-- Instructions to follow --
Lines containing the word "plane" are to be counted; state their number and nothing further.

----

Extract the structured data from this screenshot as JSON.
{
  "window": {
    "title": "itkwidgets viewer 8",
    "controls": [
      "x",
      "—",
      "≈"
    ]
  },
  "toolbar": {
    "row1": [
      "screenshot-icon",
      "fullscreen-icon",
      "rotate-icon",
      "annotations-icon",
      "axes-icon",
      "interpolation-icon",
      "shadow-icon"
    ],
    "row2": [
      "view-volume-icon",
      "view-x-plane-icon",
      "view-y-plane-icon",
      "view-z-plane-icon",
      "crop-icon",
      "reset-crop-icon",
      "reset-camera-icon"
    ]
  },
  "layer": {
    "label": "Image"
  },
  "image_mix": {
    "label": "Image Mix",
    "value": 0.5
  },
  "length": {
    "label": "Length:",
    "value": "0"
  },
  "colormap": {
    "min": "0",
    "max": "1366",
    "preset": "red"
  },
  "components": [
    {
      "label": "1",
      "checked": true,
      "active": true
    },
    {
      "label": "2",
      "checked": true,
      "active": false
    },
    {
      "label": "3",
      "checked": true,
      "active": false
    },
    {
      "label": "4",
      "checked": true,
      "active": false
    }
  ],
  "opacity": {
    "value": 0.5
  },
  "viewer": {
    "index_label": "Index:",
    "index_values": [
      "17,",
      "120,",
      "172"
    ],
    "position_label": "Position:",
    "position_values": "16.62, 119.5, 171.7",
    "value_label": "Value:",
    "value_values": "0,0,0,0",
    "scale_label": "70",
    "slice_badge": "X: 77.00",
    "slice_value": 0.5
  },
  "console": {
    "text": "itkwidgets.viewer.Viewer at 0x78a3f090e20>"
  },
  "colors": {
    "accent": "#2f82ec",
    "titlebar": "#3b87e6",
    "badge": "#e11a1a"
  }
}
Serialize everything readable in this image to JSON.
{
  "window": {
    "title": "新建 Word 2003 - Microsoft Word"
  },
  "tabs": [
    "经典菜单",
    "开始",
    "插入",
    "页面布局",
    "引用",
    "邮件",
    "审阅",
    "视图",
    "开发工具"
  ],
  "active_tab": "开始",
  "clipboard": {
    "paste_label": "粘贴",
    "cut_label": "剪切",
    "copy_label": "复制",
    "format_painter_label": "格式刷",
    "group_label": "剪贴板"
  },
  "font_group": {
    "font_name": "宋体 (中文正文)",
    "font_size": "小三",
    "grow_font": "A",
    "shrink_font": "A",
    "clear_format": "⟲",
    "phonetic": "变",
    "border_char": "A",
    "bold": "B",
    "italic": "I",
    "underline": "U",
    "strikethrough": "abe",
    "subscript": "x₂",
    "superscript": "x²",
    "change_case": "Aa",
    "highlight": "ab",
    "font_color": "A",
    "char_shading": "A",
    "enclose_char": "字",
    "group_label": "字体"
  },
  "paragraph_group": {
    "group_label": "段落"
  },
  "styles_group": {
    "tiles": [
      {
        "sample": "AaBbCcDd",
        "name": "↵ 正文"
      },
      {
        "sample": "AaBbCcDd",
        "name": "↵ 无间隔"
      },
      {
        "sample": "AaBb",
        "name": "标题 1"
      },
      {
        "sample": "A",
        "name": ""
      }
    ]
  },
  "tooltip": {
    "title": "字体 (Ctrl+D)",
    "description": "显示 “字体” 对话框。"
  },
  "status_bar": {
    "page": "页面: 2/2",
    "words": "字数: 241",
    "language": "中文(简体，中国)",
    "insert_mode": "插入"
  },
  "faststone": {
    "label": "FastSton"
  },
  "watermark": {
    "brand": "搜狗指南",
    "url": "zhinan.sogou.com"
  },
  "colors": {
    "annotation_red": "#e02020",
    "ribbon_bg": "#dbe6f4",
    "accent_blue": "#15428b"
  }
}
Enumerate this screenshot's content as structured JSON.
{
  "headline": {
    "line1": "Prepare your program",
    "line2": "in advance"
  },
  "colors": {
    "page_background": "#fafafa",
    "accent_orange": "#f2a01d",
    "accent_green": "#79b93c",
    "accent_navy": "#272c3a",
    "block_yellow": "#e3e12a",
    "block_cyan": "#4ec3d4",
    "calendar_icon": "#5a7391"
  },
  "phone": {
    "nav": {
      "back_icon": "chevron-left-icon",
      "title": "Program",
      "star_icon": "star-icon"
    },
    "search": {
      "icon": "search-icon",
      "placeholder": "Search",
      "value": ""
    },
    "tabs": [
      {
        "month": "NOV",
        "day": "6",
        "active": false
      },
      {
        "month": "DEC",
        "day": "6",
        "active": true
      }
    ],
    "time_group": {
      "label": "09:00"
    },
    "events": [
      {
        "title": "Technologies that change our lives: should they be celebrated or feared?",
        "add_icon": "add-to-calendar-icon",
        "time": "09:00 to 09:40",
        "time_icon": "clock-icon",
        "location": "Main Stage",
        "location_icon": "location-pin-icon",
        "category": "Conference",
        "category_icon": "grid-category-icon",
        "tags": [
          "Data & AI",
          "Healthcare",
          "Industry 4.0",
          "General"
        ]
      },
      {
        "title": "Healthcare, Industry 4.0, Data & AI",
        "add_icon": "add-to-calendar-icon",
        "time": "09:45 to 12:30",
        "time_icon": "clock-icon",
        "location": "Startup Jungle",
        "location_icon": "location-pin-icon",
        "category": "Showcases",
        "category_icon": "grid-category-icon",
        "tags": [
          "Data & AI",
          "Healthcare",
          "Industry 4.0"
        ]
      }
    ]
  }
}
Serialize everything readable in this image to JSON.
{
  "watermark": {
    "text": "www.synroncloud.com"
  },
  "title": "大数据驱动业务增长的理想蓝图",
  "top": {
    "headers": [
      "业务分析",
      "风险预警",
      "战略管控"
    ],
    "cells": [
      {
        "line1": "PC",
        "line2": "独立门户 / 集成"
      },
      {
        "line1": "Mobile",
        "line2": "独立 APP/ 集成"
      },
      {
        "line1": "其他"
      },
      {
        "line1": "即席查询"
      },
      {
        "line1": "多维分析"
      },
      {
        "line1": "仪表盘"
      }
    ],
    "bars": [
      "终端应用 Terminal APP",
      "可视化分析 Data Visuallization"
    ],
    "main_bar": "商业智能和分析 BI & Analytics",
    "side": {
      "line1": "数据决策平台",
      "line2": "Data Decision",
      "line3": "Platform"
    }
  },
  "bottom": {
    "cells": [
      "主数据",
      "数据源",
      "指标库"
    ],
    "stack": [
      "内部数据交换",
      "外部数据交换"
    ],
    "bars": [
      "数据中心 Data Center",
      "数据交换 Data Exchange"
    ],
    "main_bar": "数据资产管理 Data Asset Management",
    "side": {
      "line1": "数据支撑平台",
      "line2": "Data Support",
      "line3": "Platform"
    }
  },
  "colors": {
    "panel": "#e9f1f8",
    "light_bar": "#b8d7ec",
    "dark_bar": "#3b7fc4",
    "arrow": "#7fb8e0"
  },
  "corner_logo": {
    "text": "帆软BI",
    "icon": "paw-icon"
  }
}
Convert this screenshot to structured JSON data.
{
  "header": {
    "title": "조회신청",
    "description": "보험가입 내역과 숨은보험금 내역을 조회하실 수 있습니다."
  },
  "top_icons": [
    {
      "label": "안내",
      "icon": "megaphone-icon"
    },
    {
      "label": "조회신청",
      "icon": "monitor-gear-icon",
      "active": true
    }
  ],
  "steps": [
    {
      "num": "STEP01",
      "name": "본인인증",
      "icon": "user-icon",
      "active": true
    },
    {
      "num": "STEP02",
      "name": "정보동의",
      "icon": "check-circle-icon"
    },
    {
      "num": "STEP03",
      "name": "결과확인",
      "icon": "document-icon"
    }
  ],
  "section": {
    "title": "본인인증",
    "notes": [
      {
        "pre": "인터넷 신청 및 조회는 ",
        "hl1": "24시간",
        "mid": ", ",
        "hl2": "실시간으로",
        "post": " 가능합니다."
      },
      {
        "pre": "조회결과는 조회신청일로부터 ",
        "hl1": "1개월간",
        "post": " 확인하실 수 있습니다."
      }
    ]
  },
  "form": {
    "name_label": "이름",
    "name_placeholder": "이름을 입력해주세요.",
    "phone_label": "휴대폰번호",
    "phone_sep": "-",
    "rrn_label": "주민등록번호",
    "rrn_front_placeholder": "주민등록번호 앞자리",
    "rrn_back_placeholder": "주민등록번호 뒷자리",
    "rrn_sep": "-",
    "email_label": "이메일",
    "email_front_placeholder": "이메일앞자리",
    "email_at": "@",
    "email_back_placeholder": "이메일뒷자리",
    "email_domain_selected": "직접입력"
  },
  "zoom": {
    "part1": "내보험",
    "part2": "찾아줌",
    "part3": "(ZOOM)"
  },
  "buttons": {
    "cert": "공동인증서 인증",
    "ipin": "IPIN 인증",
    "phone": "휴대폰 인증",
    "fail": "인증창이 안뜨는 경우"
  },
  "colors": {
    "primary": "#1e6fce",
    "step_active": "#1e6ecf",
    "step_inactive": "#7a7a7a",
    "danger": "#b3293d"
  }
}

----

-- Written answer --
3